* [DIRECTIONS]: Print out the entries below with no edits.

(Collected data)
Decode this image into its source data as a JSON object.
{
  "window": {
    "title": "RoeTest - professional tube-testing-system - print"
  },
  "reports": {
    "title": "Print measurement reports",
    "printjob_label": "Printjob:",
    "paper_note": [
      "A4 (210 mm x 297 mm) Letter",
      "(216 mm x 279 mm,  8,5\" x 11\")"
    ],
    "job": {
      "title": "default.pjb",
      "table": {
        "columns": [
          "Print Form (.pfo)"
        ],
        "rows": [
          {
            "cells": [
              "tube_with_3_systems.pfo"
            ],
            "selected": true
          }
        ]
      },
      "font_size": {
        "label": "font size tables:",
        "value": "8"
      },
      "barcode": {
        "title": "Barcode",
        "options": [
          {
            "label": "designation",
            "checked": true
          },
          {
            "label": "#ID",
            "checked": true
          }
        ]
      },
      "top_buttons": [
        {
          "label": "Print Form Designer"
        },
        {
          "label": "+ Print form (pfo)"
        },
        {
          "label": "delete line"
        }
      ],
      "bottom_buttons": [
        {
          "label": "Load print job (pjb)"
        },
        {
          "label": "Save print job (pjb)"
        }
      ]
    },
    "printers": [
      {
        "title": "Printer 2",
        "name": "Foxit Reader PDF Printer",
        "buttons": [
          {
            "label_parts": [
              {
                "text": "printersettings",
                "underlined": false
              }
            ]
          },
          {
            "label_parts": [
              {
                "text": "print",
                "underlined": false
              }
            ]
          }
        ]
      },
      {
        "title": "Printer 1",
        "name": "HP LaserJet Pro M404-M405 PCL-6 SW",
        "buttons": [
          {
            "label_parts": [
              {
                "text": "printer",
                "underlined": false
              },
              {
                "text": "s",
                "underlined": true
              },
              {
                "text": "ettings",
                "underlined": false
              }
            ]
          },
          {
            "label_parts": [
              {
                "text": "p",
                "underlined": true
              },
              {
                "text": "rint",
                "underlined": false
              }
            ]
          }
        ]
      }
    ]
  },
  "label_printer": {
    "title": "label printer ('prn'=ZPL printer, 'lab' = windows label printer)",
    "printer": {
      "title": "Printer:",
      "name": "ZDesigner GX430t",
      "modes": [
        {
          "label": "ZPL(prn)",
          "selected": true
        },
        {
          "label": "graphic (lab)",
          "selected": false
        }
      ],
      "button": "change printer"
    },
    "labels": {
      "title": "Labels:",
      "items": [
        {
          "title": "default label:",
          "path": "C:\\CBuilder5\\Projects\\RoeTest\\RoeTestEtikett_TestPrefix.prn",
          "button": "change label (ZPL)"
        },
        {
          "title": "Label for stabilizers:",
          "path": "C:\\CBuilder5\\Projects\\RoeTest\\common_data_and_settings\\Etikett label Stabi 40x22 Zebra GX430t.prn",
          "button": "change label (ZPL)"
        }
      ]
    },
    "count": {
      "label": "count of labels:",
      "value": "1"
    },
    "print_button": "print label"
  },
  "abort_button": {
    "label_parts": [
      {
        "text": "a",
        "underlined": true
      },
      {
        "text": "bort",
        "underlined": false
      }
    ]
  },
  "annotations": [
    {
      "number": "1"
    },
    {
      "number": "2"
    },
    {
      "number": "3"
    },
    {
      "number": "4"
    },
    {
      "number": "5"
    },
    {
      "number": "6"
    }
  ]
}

* [WRITTEN RESPONSE]:
Decode this image into its source data as a JSON object.
{
  "window": {
    "title": "RoeTest - professional tube-testing-system - print"
  },
  "reports": {
    "title": "Print measurement reports",
    "printjob_label": "Printjob:",
    "paper_note": [
      "A4 (210 mm x 297 mm) Letter",
      "(216 mm x 279 mm,  8,5\" x 11\")"
    ],
    "job": {
      "title": "default.pjb",
      "table": {
        "columns": [
          "Print Form (.pfo)"
        ],
        "rows": [
          {
            "cells": [
              "tube_with_3_systems.pfo"
            ],
            "selected": true
          }
        ]
      },
      "font_size": {
        "label": "font size tables:",
        "value": "8"
      },
      "barcode": {
        "title": "Barcode",
        "options": [
          {
            "label": "designation",
            "checked": true
          },
          {
            "label": "#ID",
            "checked": true
          }
        ]
      },
      "top_buttons": [
        {
          "label": "Print Form Designer"
        },
        {
          "label": "+ Print form (pfo)"
        },
        {
          "label": "delete line"
        }
      ],
      "bottom_buttons": [
        {
          "label": "Load print job (pjb)"
        },
        {
          "label": "Save print job (pjb)"
        }
      ]
    },
    "printers": [
      {
        "title": "Printer 2",
        "name": "Foxit Reader PDF Printer",
        "buttons": [
          {
            "label_parts": [
              {
                "text": "printersettings",
                "underlined": false
              }
            ]
          },
          {
            "label_parts": [
              {
                "text": "print",
                "underlined": false
              }
            ]
          }
        ]
      },
      {
        "title": "Printer 1",
        "name": "HP LaserJet Pro M404-M405 PCL-6 SW",
        "buttons": [
          {
            "label_parts": [
              {
                "text": "printer",
                "underlined": false
              },
              {
                "text": "s",
                "underlined": true
              },
              {
                "text": "ettings",
                "underlined": false
              }
            ]
          },
          {
            "label_parts": [
              {
                "text": "p",
                "underlined": true
              },
              {
                "text": "rint",
                "underlined": false
              }
            ]
          }
        ]
      }
    ]
  },
  "label_printer": {
    "title": "label printer ('prn'=ZPL printer, 'lab' = windows label printer)",
    "printer": {
      "title": "Printer:",
      "name": "ZDesigner GX430t",
      "modes": [
        {
          "label": "ZPL(prn)",
          "selected": true
        },
        {
          "label": "graphic (lab)",
          "selected": false
        }
      ],
      "button": "change printer"
    },
    "labels": {
      "title": "Labels:",
      "items": [
        {
          "title": "default label:",
          "path": "C:\\CBuilder5\\Projects\\RoeTest\\RoeTestEtikett_TestPrefix.prn",
          "button": "change label (ZPL)"
        },
        {
          "title": "Label for stabilizers:",
          "path": "C:\\CBuilder5\\Projects\\RoeTest\\common_data_and_settings\\Etikett label Stabi 40x22 Zebra GX430t.prn",
          "button": "change label (ZPL)"
        }
      ]
    },
    "count": {
      "label": "count of labels:",
      "value": "1"
    },
    "print_button": "print label"
  },
  "abort_button": {
    "label_parts": [
      {
        "text": "a",
        "underlined": true
      },
      {
        "text": "bort",
        "underlined": false
      }
    ]
  },
  "annotations": [
    {
      "number": "1"
    },
    {
      "number": "2"
    },
    {
      "number": "3"
    },
    {
      "number": "4"
    },
    {
      "number": "5"
    },
    {
      "number": "6"
    }
  ]
}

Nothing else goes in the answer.